<<<<
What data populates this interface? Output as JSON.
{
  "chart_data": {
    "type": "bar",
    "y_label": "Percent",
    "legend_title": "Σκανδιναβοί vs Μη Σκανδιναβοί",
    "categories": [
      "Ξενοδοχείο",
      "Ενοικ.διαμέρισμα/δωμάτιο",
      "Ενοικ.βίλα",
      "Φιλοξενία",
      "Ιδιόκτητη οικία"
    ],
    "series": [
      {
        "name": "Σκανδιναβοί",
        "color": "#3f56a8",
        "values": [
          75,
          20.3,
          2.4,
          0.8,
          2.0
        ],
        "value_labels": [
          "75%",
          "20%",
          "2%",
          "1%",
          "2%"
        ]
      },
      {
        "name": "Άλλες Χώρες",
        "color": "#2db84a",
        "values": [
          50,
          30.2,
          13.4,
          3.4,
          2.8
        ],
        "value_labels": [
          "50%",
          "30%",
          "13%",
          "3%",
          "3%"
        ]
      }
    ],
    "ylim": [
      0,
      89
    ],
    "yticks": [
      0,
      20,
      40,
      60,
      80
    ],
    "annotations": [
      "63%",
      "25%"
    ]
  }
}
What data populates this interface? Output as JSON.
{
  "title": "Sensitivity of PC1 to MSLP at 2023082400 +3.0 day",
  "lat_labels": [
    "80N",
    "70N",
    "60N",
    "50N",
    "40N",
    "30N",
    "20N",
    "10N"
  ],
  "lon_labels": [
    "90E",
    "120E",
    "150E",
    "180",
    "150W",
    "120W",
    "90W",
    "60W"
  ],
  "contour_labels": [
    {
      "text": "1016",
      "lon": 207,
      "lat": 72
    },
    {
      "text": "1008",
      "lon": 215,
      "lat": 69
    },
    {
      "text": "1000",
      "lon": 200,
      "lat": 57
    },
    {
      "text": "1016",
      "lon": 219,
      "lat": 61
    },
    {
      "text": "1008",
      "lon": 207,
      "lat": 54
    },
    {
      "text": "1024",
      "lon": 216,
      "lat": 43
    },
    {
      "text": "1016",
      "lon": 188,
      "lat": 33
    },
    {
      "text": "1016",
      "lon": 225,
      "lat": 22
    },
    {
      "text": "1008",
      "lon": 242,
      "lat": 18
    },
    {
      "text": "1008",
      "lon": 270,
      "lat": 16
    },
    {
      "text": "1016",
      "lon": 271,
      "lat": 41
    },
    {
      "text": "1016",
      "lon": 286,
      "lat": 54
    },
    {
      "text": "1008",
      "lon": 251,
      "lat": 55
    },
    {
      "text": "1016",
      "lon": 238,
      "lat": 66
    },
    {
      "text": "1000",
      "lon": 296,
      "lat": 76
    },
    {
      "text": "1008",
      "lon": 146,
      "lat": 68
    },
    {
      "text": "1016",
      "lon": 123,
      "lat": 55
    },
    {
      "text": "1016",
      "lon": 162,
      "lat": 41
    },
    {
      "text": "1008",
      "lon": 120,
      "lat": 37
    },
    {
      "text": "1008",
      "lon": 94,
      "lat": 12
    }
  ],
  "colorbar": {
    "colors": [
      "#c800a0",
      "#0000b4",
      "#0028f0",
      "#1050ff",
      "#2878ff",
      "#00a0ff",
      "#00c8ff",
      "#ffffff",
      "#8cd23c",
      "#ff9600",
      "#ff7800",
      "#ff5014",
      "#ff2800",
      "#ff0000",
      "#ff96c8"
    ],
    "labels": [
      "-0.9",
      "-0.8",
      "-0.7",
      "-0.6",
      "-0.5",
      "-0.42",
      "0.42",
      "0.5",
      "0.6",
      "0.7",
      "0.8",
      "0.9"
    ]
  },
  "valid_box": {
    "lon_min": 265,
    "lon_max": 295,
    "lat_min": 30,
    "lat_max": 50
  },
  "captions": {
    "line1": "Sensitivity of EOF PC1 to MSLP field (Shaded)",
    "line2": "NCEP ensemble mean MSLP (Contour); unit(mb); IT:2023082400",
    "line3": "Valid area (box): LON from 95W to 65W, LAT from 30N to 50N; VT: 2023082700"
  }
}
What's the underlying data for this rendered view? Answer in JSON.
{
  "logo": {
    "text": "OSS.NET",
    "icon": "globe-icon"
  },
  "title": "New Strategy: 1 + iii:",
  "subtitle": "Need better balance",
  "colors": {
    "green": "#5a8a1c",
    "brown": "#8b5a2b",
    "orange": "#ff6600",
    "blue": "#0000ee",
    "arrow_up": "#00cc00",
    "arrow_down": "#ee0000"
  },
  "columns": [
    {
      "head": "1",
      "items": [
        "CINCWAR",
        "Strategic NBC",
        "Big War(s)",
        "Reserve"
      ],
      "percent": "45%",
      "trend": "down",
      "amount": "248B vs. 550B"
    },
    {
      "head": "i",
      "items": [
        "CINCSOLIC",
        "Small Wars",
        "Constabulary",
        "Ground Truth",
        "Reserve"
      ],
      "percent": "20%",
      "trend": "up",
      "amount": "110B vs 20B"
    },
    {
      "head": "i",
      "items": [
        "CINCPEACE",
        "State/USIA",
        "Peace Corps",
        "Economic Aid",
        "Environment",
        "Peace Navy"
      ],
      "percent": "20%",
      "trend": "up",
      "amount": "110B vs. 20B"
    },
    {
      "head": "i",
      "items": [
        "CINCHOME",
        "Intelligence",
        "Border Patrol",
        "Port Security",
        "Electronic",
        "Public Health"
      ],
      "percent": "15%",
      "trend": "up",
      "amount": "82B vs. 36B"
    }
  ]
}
>>>>
What the task requires:
Set every line of the listing down word for word.

Task answer:
What data populates this interface? Output as JSON.
{
  "chart_data": {
    "type": "bar",
    "y_label": "Percent",
    "legend_title": "Σκανδιναβοί vs Μη Σκανδιναβοί",
    "categories": [
      "Ξενοδοχείο",
      "Ενοικ.διαμέρισμα/δωμάτιο",
      "Ενοικ.βίλα",
      "Φιλοξενία",
      "Ιδιόκτητη οικία"
    ],
    "series": [
      {
        "name": "Σκανδιναβοί",
        "color": "#3f56a8",
        "values": [
          75,
          20.3,
          2.4,
          0.8,
          2.0
        ],
        "value_labels": [
          "75%",
          "20%",
          "2%",
          "1%",
          "2%"
        ]
      },
      {
        "name": "Άλλες Χώρες",
        "color": "#2db84a",
        "values": [
          50,
          30.2,
          13.4,
          3.4,
          2.8
        ],
        "value_labels": [
          "50%",
          "30%",
          "13%",
          "3%",
          "3%"
        ]
      }
    ],
    "ylim": [
      0,
      89
    ],
    "yticks": [
      0,
      20,
      40,
      60,
      80
    ],
    "annotations": [
      "63%",
      "25%"
    ]
  }
}
What data populates this interface? Output as JSON.
{
  "title": "Sensitivity of PC1 to MSLP at 2023082400 +3.0 day",
  "lat_labels": [
    "80N",
    "70N",
    "60N",
    "50N",
    "40N",
    "30N",
    "20N",
    "10N"
  ],
  "lon_labels": [
    "90E",
    "120E",
    "150E",
    "180",
    "150W",
    "120W",
    "90W",
    "60W"
  ],
  "contour_labels": [
    {
      "text": "1016",
      "lon": 207,
      "lat": 72
    },
    {
      "text": "1008",
      "lon": 215,
      "lat": 69
    },
    {
      "text": "1000",
      "lon": 200,
      "lat": 57
    },
    {
      "text": "1016",
      "lon": 219,
      "lat": 61
    },
    {
      "text": "1008",
      "lon": 207,
      "lat": 54
    },
    {
      "text": "1024",
      "lon": 216,
      "lat": 43
    },
    {
      "text": "1016",
      "lon": 188,
      "lat": 33
    },
    {
      "text": "1016",
      "lon": 225,
      "lat": 22
    },
    {
      "text": "1008",
      "lon": 242,
      "lat": 18
    },
    {
      "text": "1008",
      "lon": 270,
      "lat": 16
    },
    {
      "text": "1016",
      "lon": 271,
      "lat": 41
    },
    {
      "text": "1016",
      "lon": 286,
      "lat": 54
    },
    {
      "text": "1008",
      "lon": 251,
      "lat": 55
    },
    {
      "text": "1016",
      "lon": 238,
      "lat": 66
    },
    {
      "text": "1000",
      "lon": 296,
      "lat": 76
    },
    {
      "text": "1008",
      "lon": 146,
      "lat": 68
    },
    {
      "text": "1016",
      "lon": 123,
      "lat": 55
    },
    {
      "text": "1016",
      "lon": 162,
      "lat": 41
    },
    {
      "text": "1008",
      "lon": 120,
      "lat": 37
    },
    {
      "text": "1008",
      "lon": 94,
      "lat": 12
    }
  ],
  "colorbar": {
    "colors": [
      "#c800a0",
      "#0000b4",
      "#0028f0",
      "#1050ff",
      "#2878ff",
      "#00a0ff",
      "#00c8ff",
      "#ffffff",
      "#8cd23c",
      "#ff9600",
      "#ff7800",
      "#ff5014",
      "#ff2800",
      "#ff0000",
      "#ff96c8"
    ],
    "labels": [
      "-0.9",
      "-0.8",
      "-0.7",
      "-0.6",
      "-0.5",
      "-0.42",
      "0.42",
      "0.5",
      "0.6",
      "0.7",
      "0.8",
      "0.9"
    ]
  },
  "valid_box": {
    "lon_min": 265,
    "lon_max": 295,
    "lat_min": 30,
    "lat_max": 50
  },
  "captions": {
    "line1": "Sensitivity of EOF PC1 to MSLP field (Shaded)",
    "line2": "NCEP ensemble mean MSLP (Contour); unit(mb); IT:2023082400",
    "line3": "Valid area (box): LON from 95W to 65W, LAT from 30N to 50N; VT: 2023082700"
  }
}
What's the underlying data for this rendered view? Answer in JSON.
{
  "logo": {
    "text": "OSS.NET",
    "icon": "globe-icon"
  },
  "title": "New Strategy: 1 + iii:",
  "subtitle": "Need better balance",
  "colors": {
    "green": "#5a8a1c",
    "brown": "#8b5a2b",
    "orange": "#ff6600",
    "blue": "#0000ee",
    "arrow_up": "#00cc00",
    "arrow_down": "#ee0000"
  },
  "columns": [
    {
      "head": "1",
      "items": [
        "CINCWAR",
        "Strategic NBC",
        "Big War(s)",
        "Reserve"
      ],
      "percent": "45%",
      "trend": "down",
      "amount": "248B vs. 550B"
    },
    {
      "head": "i",
      "items": [
        "CINCSOLIC",
        "Small Wars",
        "Constabulary",
        "Ground Truth",
        "Reserve"
      ],
      "percent": "20%",
      "trend": "up",
      "amount": "110B vs 20B"
    },
    {
      "head": "i",
      "items": [
        "CINCPEACE",
        "State/USIA",
        "Peace Corps",
        "Economic Aid",
        "Environment",
        "Peace Navy"
      ],
      "percent": "20%",
      "trend": "up",
      "amount": "110B vs. 20B"
    },
    {
      "head": "i",
      "items": [
        "CINCHOME",
        "Intelligence",
        "Border Patrol",
        "Port Security",
        "Electronic",
        "Public Health"
      ],
      "percent": "15%",
      "trend": "up",
      "amount": "82B vs. 36B"
    }
  ]
}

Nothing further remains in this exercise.